Write the records out again, keeping each line exactly as it is.

Saved entries

§

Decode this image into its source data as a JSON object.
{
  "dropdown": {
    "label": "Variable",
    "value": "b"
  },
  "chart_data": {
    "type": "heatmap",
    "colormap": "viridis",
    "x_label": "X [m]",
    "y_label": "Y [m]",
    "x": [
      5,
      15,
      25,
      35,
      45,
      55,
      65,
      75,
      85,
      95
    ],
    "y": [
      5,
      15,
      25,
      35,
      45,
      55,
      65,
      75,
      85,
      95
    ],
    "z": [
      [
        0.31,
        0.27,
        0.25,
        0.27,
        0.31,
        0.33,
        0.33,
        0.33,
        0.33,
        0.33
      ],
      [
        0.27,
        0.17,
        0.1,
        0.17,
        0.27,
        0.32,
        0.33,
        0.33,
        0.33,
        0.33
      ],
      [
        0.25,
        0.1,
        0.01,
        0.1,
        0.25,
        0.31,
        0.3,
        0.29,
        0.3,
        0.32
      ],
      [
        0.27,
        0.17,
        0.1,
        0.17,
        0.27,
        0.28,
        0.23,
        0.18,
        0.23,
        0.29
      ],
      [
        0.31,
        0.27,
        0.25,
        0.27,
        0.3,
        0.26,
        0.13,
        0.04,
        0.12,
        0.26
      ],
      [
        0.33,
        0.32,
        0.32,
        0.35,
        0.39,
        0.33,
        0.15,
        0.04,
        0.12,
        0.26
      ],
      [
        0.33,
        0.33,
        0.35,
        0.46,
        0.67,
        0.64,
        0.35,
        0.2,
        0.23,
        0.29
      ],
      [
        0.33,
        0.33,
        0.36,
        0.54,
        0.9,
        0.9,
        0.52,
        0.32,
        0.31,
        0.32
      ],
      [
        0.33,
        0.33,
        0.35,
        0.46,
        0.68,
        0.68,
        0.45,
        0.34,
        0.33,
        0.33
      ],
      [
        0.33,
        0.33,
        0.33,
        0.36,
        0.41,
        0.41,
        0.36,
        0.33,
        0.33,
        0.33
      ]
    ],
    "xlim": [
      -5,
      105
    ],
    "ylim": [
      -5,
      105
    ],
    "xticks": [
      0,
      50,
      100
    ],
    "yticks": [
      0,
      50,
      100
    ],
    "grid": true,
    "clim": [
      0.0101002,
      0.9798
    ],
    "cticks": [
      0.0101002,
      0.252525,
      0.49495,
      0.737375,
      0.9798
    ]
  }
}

§

Response for this exercise:
Decode this image into its source data as a JSON object.
{
  "dropdown": {
    "label": "Variable",
    "value": "b"
  },
  "chart_data": {
    "type": "heatmap",
    "colormap": "viridis",
    "x_label": "X [m]",
    "y_label": "Y [m]",
    "x": [
      5,
      15,
      25,
      35,
      45,
      55,
      65,
      75,
      85,
      95
    ],
    "y": [
      5,
      15,
      25,
      35,
      45,
      55,
      65,
      75,
      85,
      95
    ],
    "z": [
      [
        0.31,
        0.27,
        0.25,
        0.27,
        0.31,
        0.33,
        0.33,
        0.33,
        0.33,
        0.33
      ],
      [
        0.27,
        0.17,
        0.1,
        0.17,
        0.27,
        0.32,
        0.33,
        0.33,
        0.33,
        0.33
      ],
      [
        0.25,
        0.1,
        0.01,
        0.1,
        0.25,
        0.31,
        0.3,
        0.29,
        0.3,
        0.32
      ],
      [
        0.27,
        0.17,
        0.1,
        0.17,
        0.27,
        0.28,
        0.23,
        0.18,
        0.23,
        0.29
      ],
      [
        0.31,
        0.27,
        0.25,
        0.27,
        0.3,
        0.26,
        0.13,
        0.04,
        0.12,
        0.26
      ],
      [
        0.33,
        0.32,
        0.32,
        0.35,
        0.39,
        0.33,
        0.15,
        0.04,
        0.12,
        0.26
      ],
      [
        0.33,
        0.33,
        0.35,
        0.46,
        0.67,
        0.64,
        0.35,
        0.2,
        0.23,
        0.29
      ],
      [
        0.33,
        0.33,
        0.36,
        0.54,
        0.9,
        0.9,
        0.52,
        0.32,
        0.31,
        0.32
      ],
      [
        0.33,
        0.33,
        0.35,
        0.46,
        0.68,
        0.68,
        0.45,
        0.34,
        0.33,
        0.33
      ],
      [
        0.33,
        0.33,
        0.33,
        0.36,
        0.41,
        0.41,
        0.36,
        0.33,
        0.33,
        0.33
      ]
    ],
    "xlim": [
      -5,
      105
    ],
    "ylim": [
      -5,
      105
    ],
    "xticks": [
      0,
      50,
      100
    ],
    "yticks": [
      0,
      50,
      100
    ],
    "grid": true,
    "clim": [
      0.0101002,
      0.9798
    ],
    "cticks": [
      0.0101002,
      0.252525,
      0.49495,
      0.737375,
      0.9798
    ]
  }
}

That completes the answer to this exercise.